### EXCERPTED TEXT
=== Begin Enclosure ===

Development

Saved from water troubles

The significance of water for human beings across the world is usually summarised in the phrase “water is life”.

This popular phrase is usually interpreted to mean that water is necessary for biological survival, growth and flourishing.

Martha: We are now drinking safe water

However, access to water is not actually a big deal. The big deal is where the life-sustaining liquid for drinking and domestic use is drawn from and how safe and potable it is for human consumption.

For people of Traditional Authority (T/A) Mkhumba in Phalombe District, until three years ago, they accessed their water from natural springs in nearby hills because they had no piped water and available boreholes were constantly breaking down.

Apart from walking long distances to fetch the water, they also had to go to the hills late in the night and return at dawn, sometimes after dawn. Yet, the water they were drawing was not potable at all.

Martha Frank, a 19-year-old mother of one from Matekenya Village, T/A Mkhumba, recalls how accessing water was a challenge for her and everyone in her community.

“I was going to the hill around midnight to avoid the long queues at dawn. From midnight, I was returning home around eight in the morning,” says Frank.

“As if the long distance and the time spent at the hill to access the water was not enough, the water from the hill could not be kept for more than two days because just after a day, it used to develop maggots.”

Twenty-year-old Jessie Mukavila, also from Matekenya Village, says although the water developed maggots barely a day after storing it, the people had no luxury to throw it away because it was a scarce commodity.

“We were still drinking and using the same water for domestic chores. We could not afford to throw it away after all the trouble. We could not do otherwise. That was the only available water,” says Mukavila.

She says stomachaches and diarrhoea were a norm for them. Almost every week, each household was registering a case or two of waterborne diseases, and children were the most vulnerable.

While women and girls are usually the worst-affected when it comes to accessing water, men were also victims.

One of the men in Matekenya Village, Byson Makoka, laments how they were not getting enough sleep as they were required to escort the women up the hills.

=== End Enclosure ===

### DATASET RECORDS
=== Begin Enclosure ===

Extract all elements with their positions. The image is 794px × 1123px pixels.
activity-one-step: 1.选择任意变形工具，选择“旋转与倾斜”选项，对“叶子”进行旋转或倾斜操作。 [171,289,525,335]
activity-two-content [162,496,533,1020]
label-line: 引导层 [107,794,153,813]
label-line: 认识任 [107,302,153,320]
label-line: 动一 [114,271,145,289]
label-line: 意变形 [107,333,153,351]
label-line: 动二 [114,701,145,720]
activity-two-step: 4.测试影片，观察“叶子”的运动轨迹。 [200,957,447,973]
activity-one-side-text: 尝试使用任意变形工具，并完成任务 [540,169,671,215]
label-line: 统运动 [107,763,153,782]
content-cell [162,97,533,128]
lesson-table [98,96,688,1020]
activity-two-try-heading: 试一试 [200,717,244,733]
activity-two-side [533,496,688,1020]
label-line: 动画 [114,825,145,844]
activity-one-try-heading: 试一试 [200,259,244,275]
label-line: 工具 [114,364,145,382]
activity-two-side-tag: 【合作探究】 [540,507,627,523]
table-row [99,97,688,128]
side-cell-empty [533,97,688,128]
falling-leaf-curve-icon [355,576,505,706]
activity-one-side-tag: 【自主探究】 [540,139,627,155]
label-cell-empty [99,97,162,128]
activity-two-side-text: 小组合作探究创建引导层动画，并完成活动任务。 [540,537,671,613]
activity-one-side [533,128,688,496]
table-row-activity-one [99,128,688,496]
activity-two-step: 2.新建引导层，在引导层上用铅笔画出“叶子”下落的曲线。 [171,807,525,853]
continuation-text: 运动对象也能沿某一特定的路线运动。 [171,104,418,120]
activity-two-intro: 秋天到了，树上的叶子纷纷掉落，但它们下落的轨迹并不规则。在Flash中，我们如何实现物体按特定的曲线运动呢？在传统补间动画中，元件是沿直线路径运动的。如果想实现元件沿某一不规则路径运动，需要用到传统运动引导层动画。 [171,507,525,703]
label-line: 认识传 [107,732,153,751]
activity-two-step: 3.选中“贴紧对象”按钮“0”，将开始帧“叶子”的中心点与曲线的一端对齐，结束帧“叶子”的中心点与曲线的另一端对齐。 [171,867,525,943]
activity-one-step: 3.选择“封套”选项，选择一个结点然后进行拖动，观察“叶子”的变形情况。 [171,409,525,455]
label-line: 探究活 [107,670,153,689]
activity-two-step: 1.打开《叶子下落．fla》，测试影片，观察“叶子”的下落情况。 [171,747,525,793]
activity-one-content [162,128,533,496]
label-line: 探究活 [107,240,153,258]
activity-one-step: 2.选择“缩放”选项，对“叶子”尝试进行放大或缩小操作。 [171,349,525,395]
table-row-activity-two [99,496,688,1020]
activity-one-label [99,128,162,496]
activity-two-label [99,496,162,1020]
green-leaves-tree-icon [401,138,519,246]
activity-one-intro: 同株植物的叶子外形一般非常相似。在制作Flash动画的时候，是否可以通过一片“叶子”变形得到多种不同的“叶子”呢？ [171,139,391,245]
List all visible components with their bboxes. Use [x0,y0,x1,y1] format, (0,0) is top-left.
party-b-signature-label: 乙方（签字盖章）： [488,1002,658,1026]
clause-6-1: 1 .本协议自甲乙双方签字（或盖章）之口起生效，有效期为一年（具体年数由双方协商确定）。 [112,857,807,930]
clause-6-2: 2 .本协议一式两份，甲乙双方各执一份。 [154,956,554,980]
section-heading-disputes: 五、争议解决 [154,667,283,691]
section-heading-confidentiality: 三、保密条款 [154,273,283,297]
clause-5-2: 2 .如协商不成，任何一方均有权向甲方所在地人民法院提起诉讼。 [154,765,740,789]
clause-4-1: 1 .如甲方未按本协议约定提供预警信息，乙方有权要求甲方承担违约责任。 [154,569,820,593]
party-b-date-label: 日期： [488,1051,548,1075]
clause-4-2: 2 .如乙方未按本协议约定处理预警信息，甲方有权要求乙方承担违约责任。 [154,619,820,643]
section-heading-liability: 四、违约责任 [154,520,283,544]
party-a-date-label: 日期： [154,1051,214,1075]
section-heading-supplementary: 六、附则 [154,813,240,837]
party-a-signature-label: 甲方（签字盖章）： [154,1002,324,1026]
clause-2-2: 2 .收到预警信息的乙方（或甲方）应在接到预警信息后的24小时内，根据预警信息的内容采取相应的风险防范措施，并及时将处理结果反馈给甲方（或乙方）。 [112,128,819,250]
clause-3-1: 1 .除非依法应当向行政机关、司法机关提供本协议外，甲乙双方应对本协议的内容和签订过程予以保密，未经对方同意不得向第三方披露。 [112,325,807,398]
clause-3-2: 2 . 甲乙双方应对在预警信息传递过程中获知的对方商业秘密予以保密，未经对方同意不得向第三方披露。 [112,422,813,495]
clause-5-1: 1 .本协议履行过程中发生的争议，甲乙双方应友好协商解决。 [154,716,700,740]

=== End Enclosure ===

### WHAT YOU WILL DO
a) In the article on water access in Phalombe District, at what time did Martha Frank go to the hill for water?
b) Reproduce everything in the article on water access in Phalombe District from "One of the men" down to "up the hills.".
The material above stands apart from the article on water access in Phalombe District.

### LIST OF ANSWERS
a) Around midnight.

b)
One of the men in Matekenya Village, Byson Makoka, laments how they were not getting enough sleep as they were required to escort the women up the hills.